— BEGIN —

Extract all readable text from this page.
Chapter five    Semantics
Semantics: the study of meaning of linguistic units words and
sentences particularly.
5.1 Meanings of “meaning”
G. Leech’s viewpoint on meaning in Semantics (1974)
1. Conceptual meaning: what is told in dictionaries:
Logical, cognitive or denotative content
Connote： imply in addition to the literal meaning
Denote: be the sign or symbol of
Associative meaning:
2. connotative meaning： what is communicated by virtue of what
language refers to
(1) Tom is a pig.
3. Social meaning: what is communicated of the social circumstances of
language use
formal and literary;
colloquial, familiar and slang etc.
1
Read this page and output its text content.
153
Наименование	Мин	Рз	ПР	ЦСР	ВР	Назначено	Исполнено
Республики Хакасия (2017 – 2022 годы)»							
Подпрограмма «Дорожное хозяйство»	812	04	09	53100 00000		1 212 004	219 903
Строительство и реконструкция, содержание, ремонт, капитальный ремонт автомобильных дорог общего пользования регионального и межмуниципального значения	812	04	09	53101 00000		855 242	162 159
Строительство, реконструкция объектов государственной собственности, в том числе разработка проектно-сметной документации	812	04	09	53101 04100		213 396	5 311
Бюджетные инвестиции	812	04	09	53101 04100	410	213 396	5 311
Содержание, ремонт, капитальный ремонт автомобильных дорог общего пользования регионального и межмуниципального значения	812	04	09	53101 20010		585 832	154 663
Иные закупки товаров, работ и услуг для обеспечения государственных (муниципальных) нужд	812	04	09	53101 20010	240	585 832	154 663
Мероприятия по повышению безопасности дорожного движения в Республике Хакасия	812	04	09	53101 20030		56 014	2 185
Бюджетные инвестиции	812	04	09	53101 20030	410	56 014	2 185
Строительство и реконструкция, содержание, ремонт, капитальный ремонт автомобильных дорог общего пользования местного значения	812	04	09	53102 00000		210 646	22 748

— END —

■ STATED EXERCISE: Begin with the line that contains "Read this page and output its text content." and set down each line exactly until the records above end, including the final line.

■ COMPLETE OUTPUT:
Read this page and output its text content.
153
Наименование	Мин	Рз	ПР	ЦСР	ВР	Назначено	Исполнено
Республики Хакасия (2017 – 2022 годы)»							
Подпрограмма «Дорожное хозяйство»	812	04	09	53100 00000		1 212 004	219 903
Строительство и реконструкция, содержание, ремонт, капитальный ремонт автомобильных дорог общего пользования регионального и межмуниципального значения	812	04	09	53101 00000		855 242	162 159
Строительство, реконструкция объектов государственной собственности, в том числе разработка проектно-сметной документации	812	04	09	53101 04100		213 396	5 311
Бюджетные инвестиции	812	04	09	53101 04100	410	213 396	5 311
Содержание, ремонт, капитальный ремонт автомобильных дорог общего пользования регионального и межмуниципального значения	812	04	09	53101 20010		585 832	154 663
Иные закупки товаров, работ и услуг для обеспечения государственных (муниципальных) нужд	812	04	09	53101 20010	240	585 832	154 663
Мероприятия по повышению безопасности дорожного движения в Республике Хакасия	812	04	09	53101 20030		56 014	2 185
Бюджетные инвестиции	812	04	09	53101 20030	410	56 014	2 185
Строительство и реконструкция, содержание, ремонт, капитальный ремонт автомобильных дорог общего пользования местного значения	812	04	09	53102 00000		210 646	22 748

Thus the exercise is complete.